#### Data listing
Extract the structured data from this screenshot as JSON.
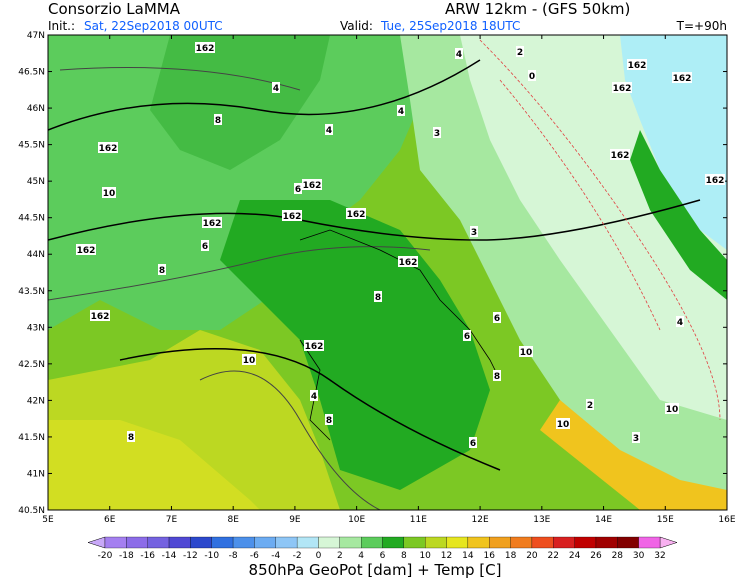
{
  "header": {
    "title": "Consorzio LaMMA",
    "model": "ARW 12km - (GFS 50km)",
    "init_label": "Init.:",
    "init_time": "Sat, 22Sep2018 00UTC",
    "valid_label": "Valid:",
    "valid_time": "Tue, 25Sep2018 18UTC",
    "lead_time": "T=+90h"
  },
  "map": {
    "lat_ticks": [
      "47N",
      "46.5N",
      "46N",
      "45.5N",
      "45N",
      "44.5N",
      "44N",
      "43.5N",
      "43N",
      "42.5N",
      "42N",
      "41.5N",
      "41N",
      "40.5N"
    ],
    "lon_ticks": [
      "5E",
      "6E",
      "7E",
      "8E",
      "9E",
      "10E",
      "11E",
      "12E",
      "13E",
      "14E",
      "15E",
      "16E"
    ],
    "contour_labels": [
      "162",
      "162",
      "162",
      "162",
      "162",
      "162",
      "162",
      "162",
      "162",
      "162",
      "162",
      "162",
      "162",
      "162",
      "162",
      "10",
      "10",
      "10",
      "10",
      "10",
      "8",
      "8",
      "8",
      "8",
      "8",
      "8",
      "6",
      "6",
      "6",
      "6",
      "6",
      "4",
      "4",
      "4",
      "4",
      "4",
      "4",
      "3",
      "3",
      "3",
      "2",
      "2",
      "0"
    ]
  },
  "colorbar": {
    "labels": [
      "-20",
      "-18",
      "-16",
      "-14",
      "-12",
      "-10",
      "-8",
      "-6",
      "-4",
      "-2",
      "0",
      "2",
      "4",
      "6",
      "8",
      "10",
      "12",
      "14",
      "16",
      "18",
      "20",
      "22",
      "24",
      "26",
      "28",
      "30",
      "32"
    ],
    "colors": [
      "#a47ff0",
      "#8c6ce8",
      "#7462e0",
      "#5048d4",
      "#2c48cc",
      "#3070e0",
      "#4c90ea",
      "#6cacf2",
      "#8ec6f6",
      "#b2e6f6",
      "#d6f6d6",
      "#a6e8a0",
      "#5ccc5c",
      "#22aa22",
      "#7cc824",
      "#bcd822",
      "#e6e620",
      "#f0c41e",
      "#f0a01e",
      "#f07c1e",
      "#ee4e1e",
      "#d82020",
      "#c00000",
      "#a00000",
      "#820000",
      "#f064e6"
    ],
    "low_color": "#c8a8f8",
    "high_color": "#f8b0f0",
    "caption": "850hPa GeoPot [dam] + Temp [C]"
  }
}
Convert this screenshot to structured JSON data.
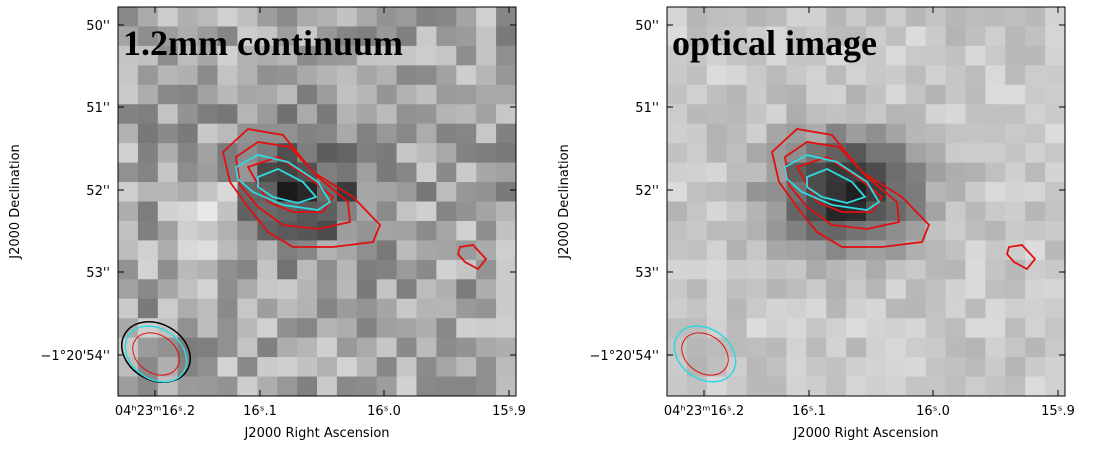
{
  "panels": [
    {
      "title": "1.2mm continuum",
      "x_label": "J2000 Right Ascension",
      "y_label": "J2000 Declination",
      "x_ticks": [
        "04ʰ23ᵐ16ˢ.2",
        "16ˢ.1",
        "16ˢ.0",
        "15ˢ.9"
      ],
      "y_ticks": [
        "50''",
        "51''",
        "52''",
        "53''",
        "−1°20'54''"
      ]
    },
    {
      "title": "optical image",
      "x_label": "J2000 Right Ascension",
      "y_label": "J2000 Declination",
      "x_ticks": [
        "04ʰ23ᵐ16ˢ.2",
        "16ˢ.1",
        "16ˢ.0",
        "15ˢ.9"
      ],
      "y_ticks": [
        "50''",
        "51''",
        "52''",
        "53''",
        "−1°20'54''"
      ]
    }
  ]
}
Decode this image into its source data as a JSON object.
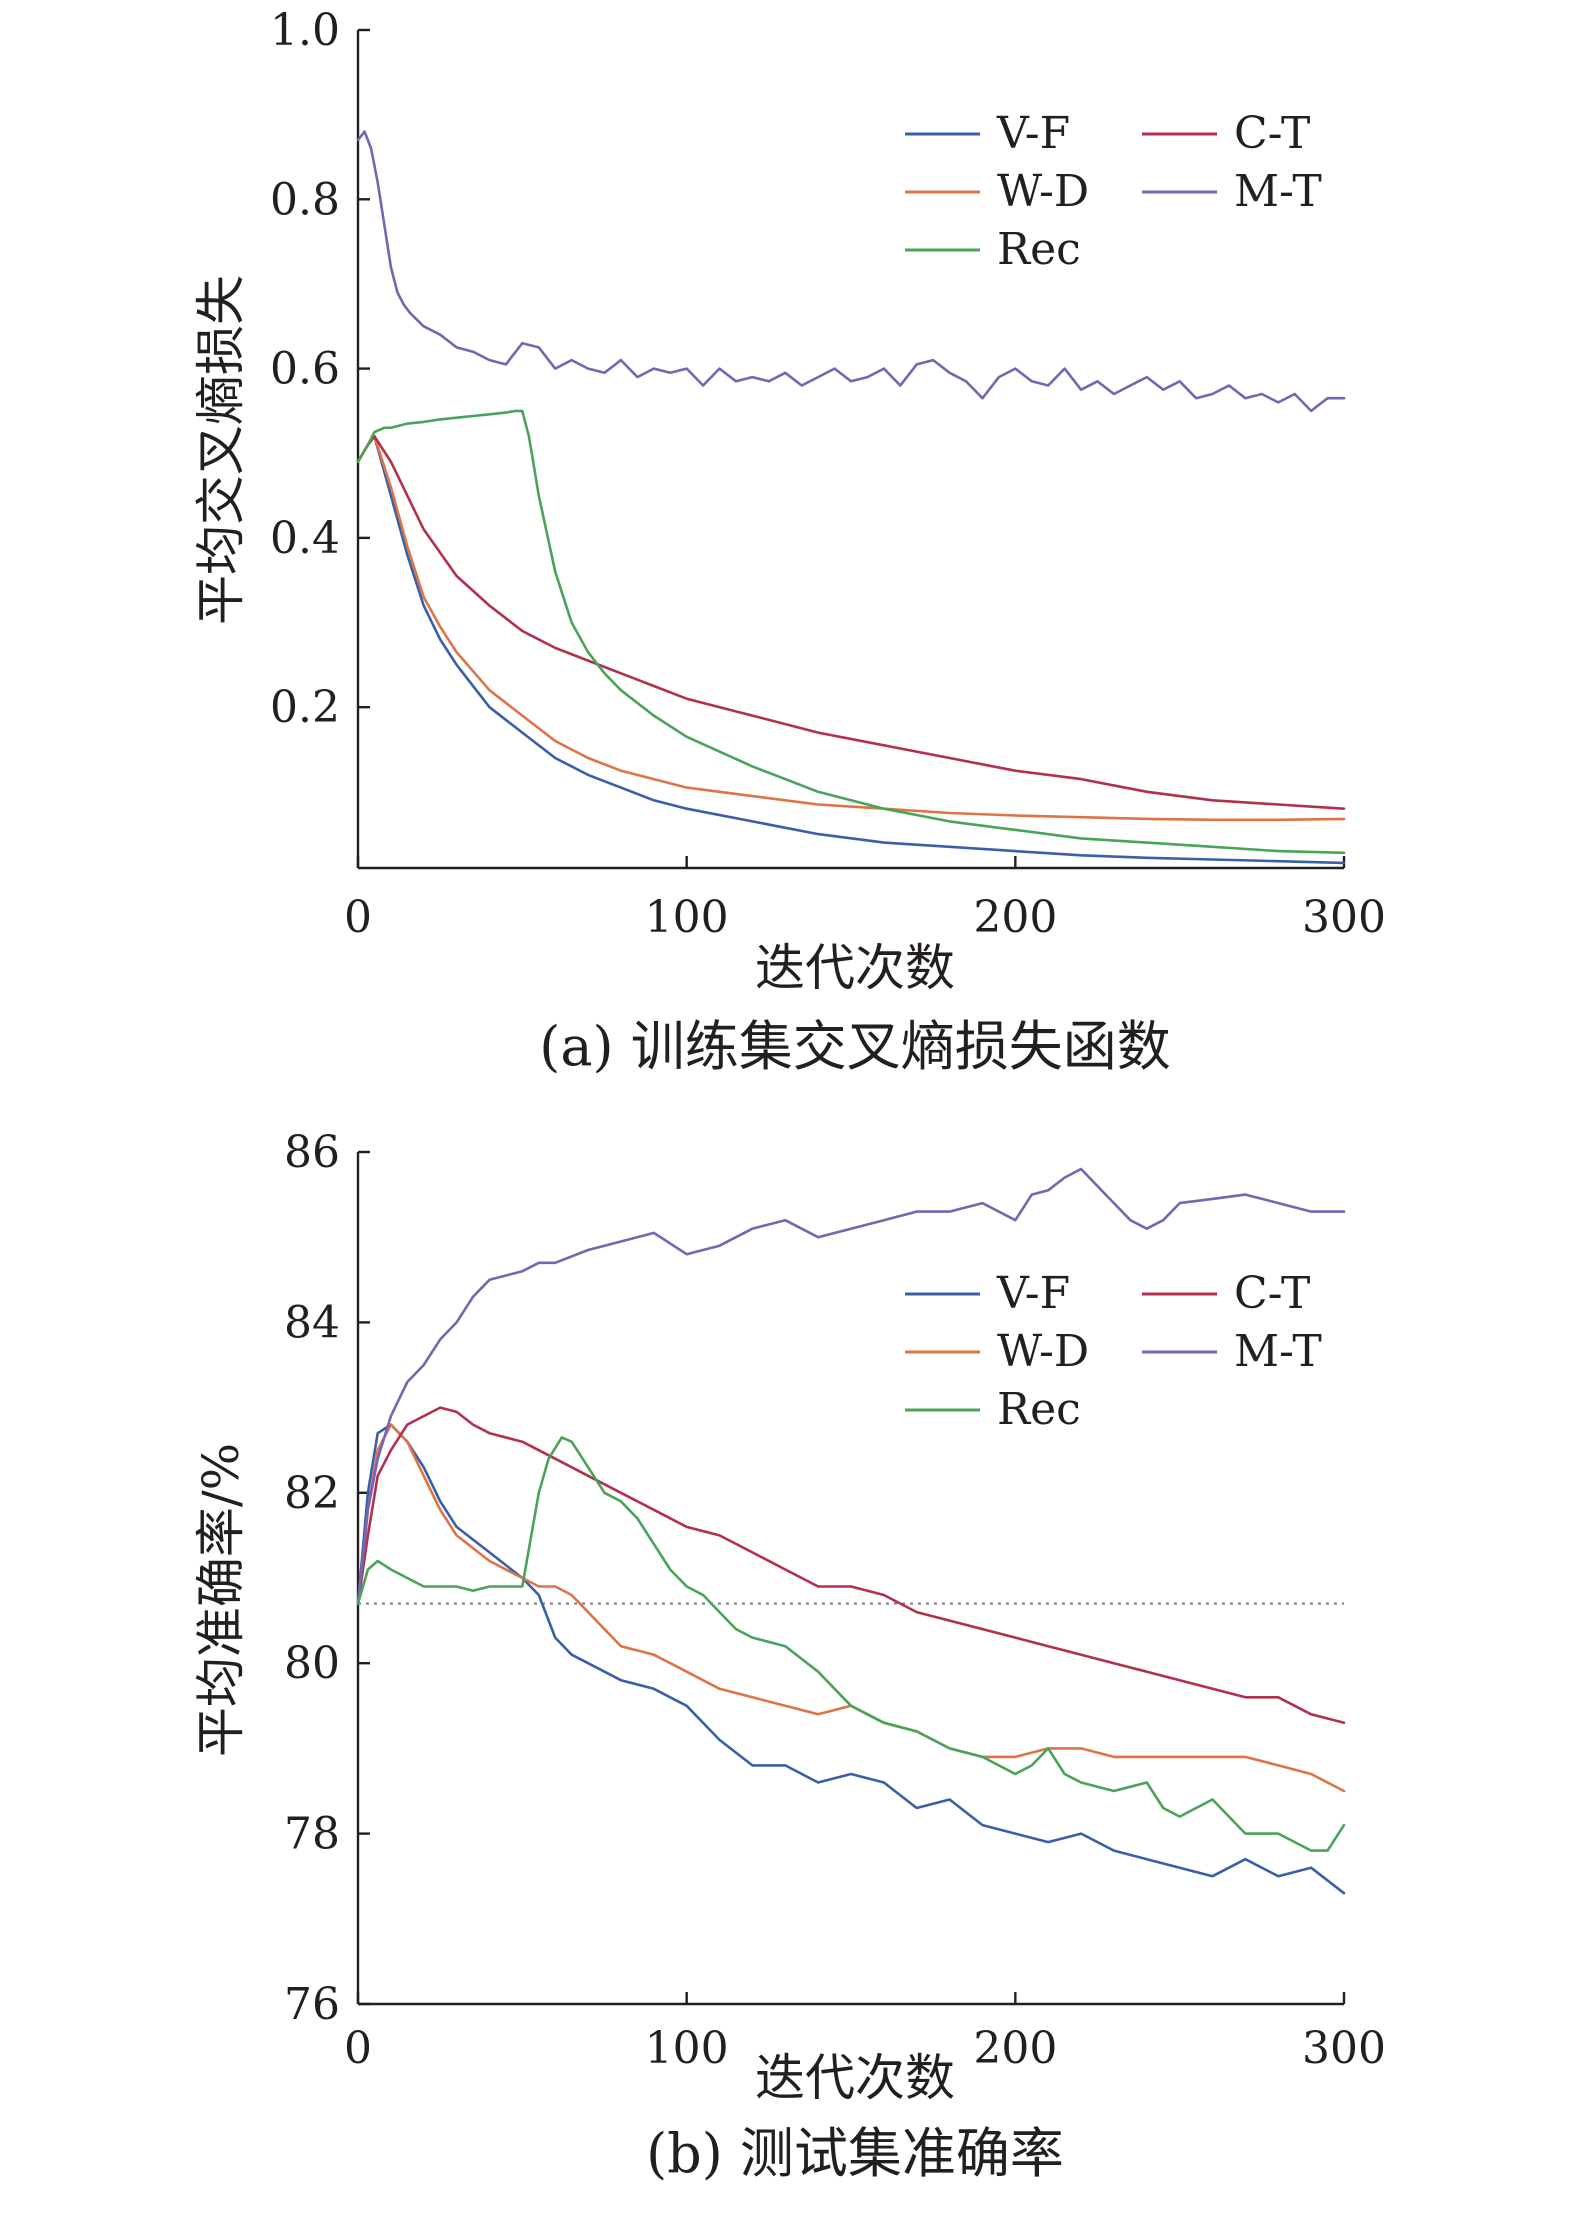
{
  "colors": {
    "V-F": "#3a5fa8",
    "W-D": "#dd7445",
    "Rec": "#4aa35a",
    "C-T": "#b3304c",
    "M-T": "#7466b0",
    "axis": "#231f20",
    "reference": "#808080"
  },
  "chart_data": [
    {
      "type": "line",
      "title": "(a) 训练集交叉熵损失函数",
      "xlabel": "迭代次数",
      "ylabel": "平均交叉熵损失",
      "xlim": [
        0,
        300
      ],
      "ylim": [
        0.01,
        1.0
      ],
      "xticks": [
        0,
        100,
        200,
        300
      ],
      "xtick_labels": [
        "0",
        "100",
        "200",
        "300"
      ],
      "yticks": [
        0.2,
        0.4,
        0.6,
        0.8,
        1.0
      ],
      "ytick_labels": [
        "0.2",
        "0.4",
        "0.6",
        "0.8",
        "1.0"
      ],
      "legend": [
        "V-F",
        "C-T",
        "W-D",
        "M-T",
        "Rec"
      ],
      "legend_position": "top-right",
      "series": [
        {
          "name": "V-F",
          "x": [
            0,
            3,
            5,
            10,
            15,
            20,
            25,
            30,
            40,
            50,
            60,
            70,
            80,
            90,
            100,
            120,
            140,
            160,
            180,
            200,
            220,
            240,
            260,
            280,
            300
          ],
          "values": [
            0.49,
            0.51,
            0.52,
            0.45,
            0.38,
            0.32,
            0.28,
            0.25,
            0.2,
            0.17,
            0.14,
            0.12,
            0.105,
            0.09,
            0.08,
            0.065,
            0.05,
            0.04,
            0.035,
            0.03,
            0.025,
            0.022,
            0.02,
            0.018,
            0.016
          ]
        },
        {
          "name": "W-D",
          "x": [
            0,
            3,
            5,
            10,
            15,
            20,
            25,
            30,
            40,
            50,
            60,
            70,
            80,
            90,
            100,
            120,
            140,
            160,
            180,
            200,
            220,
            240,
            260,
            280,
            300
          ],
          "values": [
            0.49,
            0.51,
            0.52,
            0.46,
            0.39,
            0.33,
            0.295,
            0.265,
            0.22,
            0.19,
            0.16,
            0.14,
            0.125,
            0.115,
            0.105,
            0.095,
            0.085,
            0.08,
            0.075,
            0.072,
            0.07,
            0.068,
            0.067,
            0.067,
            0.068
          ]
        },
        {
          "name": "C-T",
          "x": [
            0,
            3,
            5,
            10,
            15,
            20,
            30,
            40,
            50,
            60,
            70,
            80,
            90,
            100,
            120,
            140,
            160,
            180,
            200,
            220,
            240,
            260,
            280,
            300
          ],
          "values": [
            0.49,
            0.51,
            0.52,
            0.49,
            0.45,
            0.41,
            0.355,
            0.32,
            0.29,
            0.27,
            0.255,
            0.24,
            0.225,
            0.21,
            0.19,
            0.17,
            0.155,
            0.14,
            0.125,
            0.115,
            0.1,
            0.09,
            0.085,
            0.08
          ]
        },
        {
          "name": "M-T",
          "x": [
            0,
            2,
            4,
            6,
            8,
            10,
            12,
            14,
            16,
            20,
            25,
            30,
            35,
            40,
            45,
            50,
            55,
            60,
            65,
            70,
            75,
            80,
            85,
            90,
            95,
            100,
            105,
            110,
            115,
            120,
            125,
            130,
            135,
            140,
            145,
            150,
            155,
            160,
            165,
            170,
            175,
            180,
            185,
            190,
            195,
            200,
            205,
            210,
            215,
            220,
            225,
            230,
            235,
            240,
            245,
            250,
            255,
            260,
            265,
            270,
            275,
            280,
            285,
            290,
            295,
            300
          ],
          "values": [
            0.87,
            0.88,
            0.86,
            0.82,
            0.77,
            0.72,
            0.69,
            0.675,
            0.665,
            0.65,
            0.64,
            0.625,
            0.62,
            0.61,
            0.605,
            0.63,
            0.625,
            0.6,
            0.61,
            0.6,
            0.595,
            0.61,
            0.59,
            0.6,
            0.595,
            0.6,
            0.58,
            0.6,
            0.585,
            0.59,
            0.585,
            0.595,
            0.58,
            0.59,
            0.6,
            0.585,
            0.59,
            0.6,
            0.58,
            0.605,
            0.61,
            0.595,
            0.585,
            0.565,
            0.59,
            0.6,
            0.585,
            0.58,
            0.6,
            0.575,
            0.585,
            0.57,
            0.58,
            0.59,
            0.575,
            0.585,
            0.565,
            0.57,
            0.58,
            0.565,
            0.57,
            0.56,
            0.57,
            0.55,
            0.565,
            0.565
          ]
        },
        {
          "name": "Rec",
          "x": [
            0,
            3,
            5,
            8,
            10,
            15,
            20,
            25,
            30,
            35,
            40,
            45,
            48,
            50,
            52,
            55,
            60,
            65,
            70,
            75,
            80,
            90,
            100,
            120,
            140,
            160,
            180,
            200,
            220,
            240,
            260,
            280,
            300
          ],
          "values": [
            0.49,
            0.51,
            0.525,
            0.53,
            0.53,
            0.535,
            0.537,
            0.54,
            0.542,
            0.544,
            0.546,
            0.548,
            0.55,
            0.55,
            0.52,
            0.45,
            0.36,
            0.3,
            0.265,
            0.24,
            0.22,
            0.19,
            0.165,
            0.13,
            0.1,
            0.08,
            0.065,
            0.055,
            0.045,
            0.04,
            0.035,
            0.03,
            0.028
          ]
        }
      ]
    },
    {
      "type": "line",
      "title": "(b) 测试集准确率",
      "xlabel": "迭代次数",
      "ylabel": "平均准确率/%",
      "xlim": [
        0,
        300
      ],
      "ylim": [
        76,
        86
      ],
      "xticks": [
        0,
        100,
        200,
        300
      ],
      "xtick_labels": [
        "0",
        "100",
        "200",
        "300"
      ],
      "yticks": [
        76,
        78,
        80,
        82,
        84,
        86
      ],
      "ytick_labels": [
        "76",
        "78",
        "80",
        "82",
        "84",
        "86"
      ],
      "reference_line": 80.7,
      "legend": [
        "V-F",
        "C-T",
        "W-D",
        "M-T",
        "Rec"
      ],
      "legend_position": "top-right",
      "series": [
        {
          "name": "V-F",
          "x": [
            0,
            3,
            6,
            10,
            15,
            20,
            25,
            30,
            40,
            50,
            55,
            60,
            65,
            70,
            80,
            90,
            95,
            100,
            110,
            120,
            130,
            140,
            150,
            160,
            170,
            180,
            190,
            200,
            210,
            220,
            230,
            240,
            250,
            260,
            270,
            280,
            290,
            300
          ],
          "values": [
            80.7,
            82.0,
            82.7,
            82.8,
            82.6,
            82.3,
            81.9,
            81.6,
            81.3,
            81.0,
            80.8,
            80.3,
            80.1,
            80.0,
            79.8,
            79.7,
            79.6,
            79.5,
            79.1,
            78.8,
            78.8,
            78.6,
            78.7,
            78.6,
            78.3,
            78.4,
            78.1,
            78.0,
            77.9,
            78.0,
            77.8,
            77.7,
            77.6,
            77.5,
            77.7,
            77.5,
            77.6,
            77.3
          ]
        },
        {
          "name": "W-D",
          "x": [
            0,
            3,
            6,
            10,
            15,
            20,
            25,
            30,
            40,
            50,
            55,
            60,
            65,
            70,
            80,
            90,
            100,
            110,
            120,
            130,
            140,
            150,
            160,
            170,
            180,
            190,
            200,
            210,
            220,
            230,
            240,
            250,
            260,
            270,
            280,
            290,
            300
          ],
          "values": [
            80.7,
            81.8,
            82.5,
            82.8,
            82.6,
            82.2,
            81.8,
            81.5,
            81.2,
            81.0,
            80.9,
            80.9,
            80.8,
            80.6,
            80.2,
            80.1,
            79.9,
            79.7,
            79.6,
            79.5,
            79.4,
            79.5,
            79.3,
            79.2,
            79.0,
            78.9,
            78.9,
            79.0,
            79.0,
            78.9,
            78.9,
            78.9,
            78.9,
            78.9,
            78.8,
            78.7,
            78.5
          ]
        },
        {
          "name": "C-T",
          "x": [
            0,
            3,
            6,
            10,
            15,
            20,
            25,
            30,
            35,
            40,
            50,
            60,
            70,
            80,
            90,
            100,
            110,
            120,
            130,
            140,
            150,
            160,
            170,
            180,
            190,
            200,
            210,
            220,
            230,
            240,
            250,
            260,
            270,
            280,
            290,
            300
          ],
          "values": [
            80.7,
            81.5,
            82.2,
            82.5,
            82.8,
            82.9,
            83.0,
            82.95,
            82.8,
            82.7,
            82.6,
            82.4,
            82.2,
            82.0,
            81.8,
            81.6,
            81.5,
            81.3,
            81.1,
            80.9,
            80.9,
            80.8,
            80.6,
            80.5,
            80.4,
            80.3,
            80.2,
            80.1,
            80.0,
            79.9,
            79.8,
            79.7,
            79.6,
            79.6,
            79.4,
            79.3
          ]
        },
        {
          "name": "M-T",
          "x": [
            0,
            3,
            6,
            10,
            15,
            20,
            25,
            30,
            35,
            40,
            45,
            50,
            55,
            60,
            70,
            80,
            90,
            100,
            110,
            120,
            130,
            140,
            150,
            160,
            170,
            180,
            190,
            200,
            205,
            210,
            215,
            220,
            225,
            230,
            235,
            240,
            245,
            250,
            260,
            270,
            280,
            290,
            300
          ],
          "values": [
            80.7,
            81.8,
            82.4,
            82.9,
            83.3,
            83.5,
            83.8,
            84.0,
            84.3,
            84.5,
            84.55,
            84.6,
            84.7,
            84.7,
            84.85,
            84.95,
            85.05,
            84.8,
            84.9,
            85.1,
            85.2,
            85.0,
            85.1,
            85.2,
            85.3,
            85.3,
            85.4,
            85.2,
            85.5,
            85.55,
            85.7,
            85.8,
            85.6,
            85.4,
            85.2,
            85.1,
            85.2,
            85.4,
            85.45,
            85.5,
            85.4,
            85.3,
            85.3
          ]
        },
        {
          "name": "Rec",
          "x": [
            0,
            3,
            6,
            10,
            15,
            20,
            25,
            30,
            35,
            40,
            45,
            50,
            55,
            58,
            62,
            65,
            70,
            75,
            80,
            85,
            90,
            95,
            100,
            105,
            110,
            115,
            120,
            130,
            140,
            150,
            160,
            170,
            180,
            190,
            200,
            205,
            210,
            215,
            220,
            230,
            240,
            245,
            250,
            255,
            260,
            265,
            270,
            280,
            285,
            290,
            295,
            300
          ],
          "values": [
            80.7,
            81.1,
            81.2,
            81.1,
            81.0,
            80.9,
            80.9,
            80.9,
            80.85,
            80.9,
            80.9,
            80.9,
            82.0,
            82.4,
            82.65,
            82.6,
            82.3,
            82.0,
            81.9,
            81.7,
            81.4,
            81.1,
            80.9,
            80.8,
            80.6,
            80.4,
            80.3,
            80.2,
            79.9,
            79.5,
            79.3,
            79.2,
            79.0,
            78.9,
            78.7,
            78.8,
            79.0,
            78.7,
            78.6,
            78.5,
            78.6,
            78.3,
            78.2,
            78.3,
            78.4,
            78.2,
            78.0,
            78.0,
            77.9,
            77.8,
            77.8,
            78.1
          ]
        }
      ]
    }
  ]
}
########
Task description
Search the data above for the string "structured" and return every line that has it.

Reply
Extract the structured data from this screenshot as JSON.
Convert this screenshot to structured JSON data.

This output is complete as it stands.